Direction A – Revise the stretch of the data lake interview from "I recently caught" through "Big Data technologies.", changing "data swamp" to "data graveyard", and write out the revised passage.
Direction B –
Answer these questions from the data lake interview:
(i) What is Jennifer Cheplick's position, and at which company?
(ii) Which two highly regulated industries are named?
(iii) What is described as a popular use case for creating a data lake?

Extracted text –
****************************************
I recently caught up with Jennifer Cheplick, Sr. Director of Product Marketing at Syncsort, to discuss how the concept of a data lake is now commonplace, as businesses realize the value of having a single repository to house all enterprise data in its original, unaltered format. While this is a vital step in mastering a single view of all data assets, left unchecked, it can turn into a data swamp. Jennifer has 20+ years of accomplishment in technical business-to-business marketing, particularly within the enterprise software and solutions space, and has a passion for Big Data technologies.

Daniel – Managing Editor, insideBIGDATA

 

insideBIGDATA: You’ve spoken to the importance of treating data as an asset within an organization. What does this mean, and why is implementing a data lake an essential first step?

Jennifer Cheplick: Everyone is familiar with the concept of data as an asset when it comes to the marketplace for selling and buying customer data, but you don’t have to be a data broker to view data as a strategic asset. Any company can turn the raw data that exists across their business into higher-value insights that can be acted upon to drive additional revenue, profitability or cost-savings. At every step along the way, the data needs to be managed, secured and subject to proper usage and quality controls – just like other assets in the enterprise – particularly when dealing with large volumes. To accomplish this, most organizations create data lakes where they can bring together all critical data from across the enterprise – legacy systems, web logs, sensors, 3rd parties, etc. – into one place and make sense of it all to ultimately create actionable insights and real business results.

insideBIGDATA: What do organizations often overlook when they embark on creating a data lake?

Jennifer Cheplick: To have data viewed as a strategic asset in your organization, you need to treat it that way from the outset of your data lake project. Successful organizations start with defined business objectives and measures of success – whether that’s driving bigger insights or reducing costs, or both. The technical objectives and measures will flow from there. Once the strategy is defined, there are a few critical capabilities that must be addressed, regardless of the business use case. As discussed above, organizations should make sure they are including all critical enterprise data in the lake, but that is just one task often overlooked. No matter where it originates, data is not valuable if downstream users don’t have a high degree of confidence that it’s valid, accurate and complete. Nobody wants their data lake to turn into a data swamp. Organizations must also consider security, privacy and compliance needs, especially those in highly regulated industries like banking and insurance. This can impact how much data you preserve (often in its original, unaltered format to maintain data lineage for a potential audit) – and for how long. The ability to cost-effectively offload to Hadoop is a popular use case for creating a data lake. Security, privacy and compliance mandates also require a thoughtful approach to data governance.
****************************************
Source data –
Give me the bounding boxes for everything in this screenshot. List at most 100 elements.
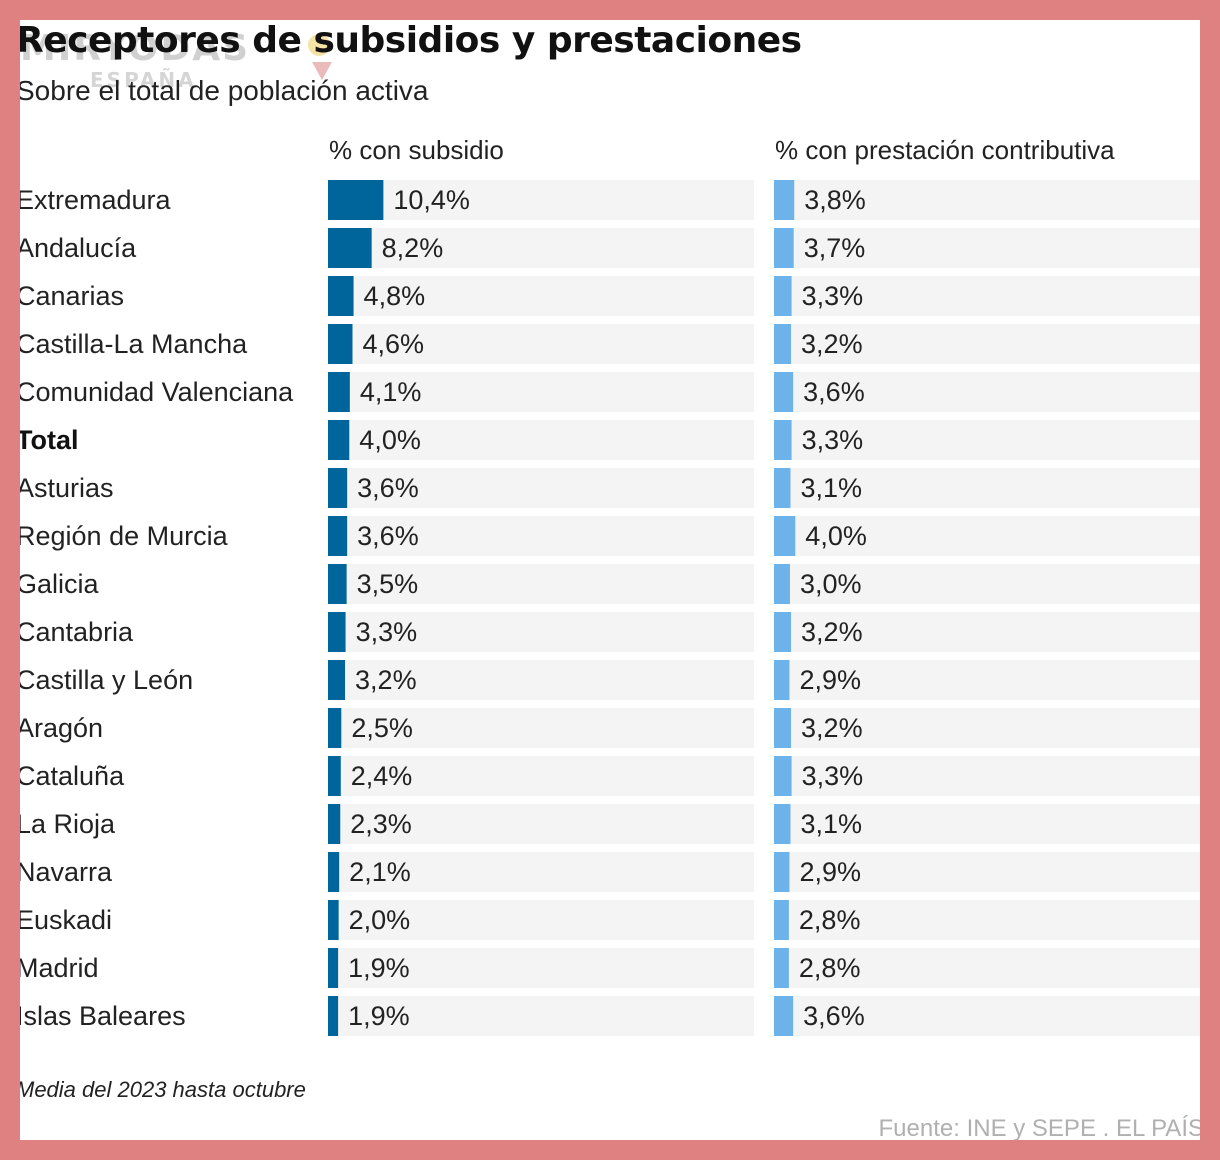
****************************************
Problem solution A –
I recently caught up with Jennifer Cheplick, Sr. Director of Product Marketing at Syncsort, to discuss how the concept of a data lake is now commonplace, as businesses realize the value of having a single repository to house all enterprise data in its original, unaltered format. While this is a vital step in mastering a single view of all data assets, left unchecked, it can turn into a data graveyard. Jennifer has 20+ years of accomplishment in technical business-to-business marketing, particularly within the enterprise software and solutions space, and has a passion for Big Data technologies.

Problem solution B –
(i) Sr. Director of Product Marketing at Syncsort
(ii) Banking and insurance
(iii) The ability to cost-effectively offload to Hadoop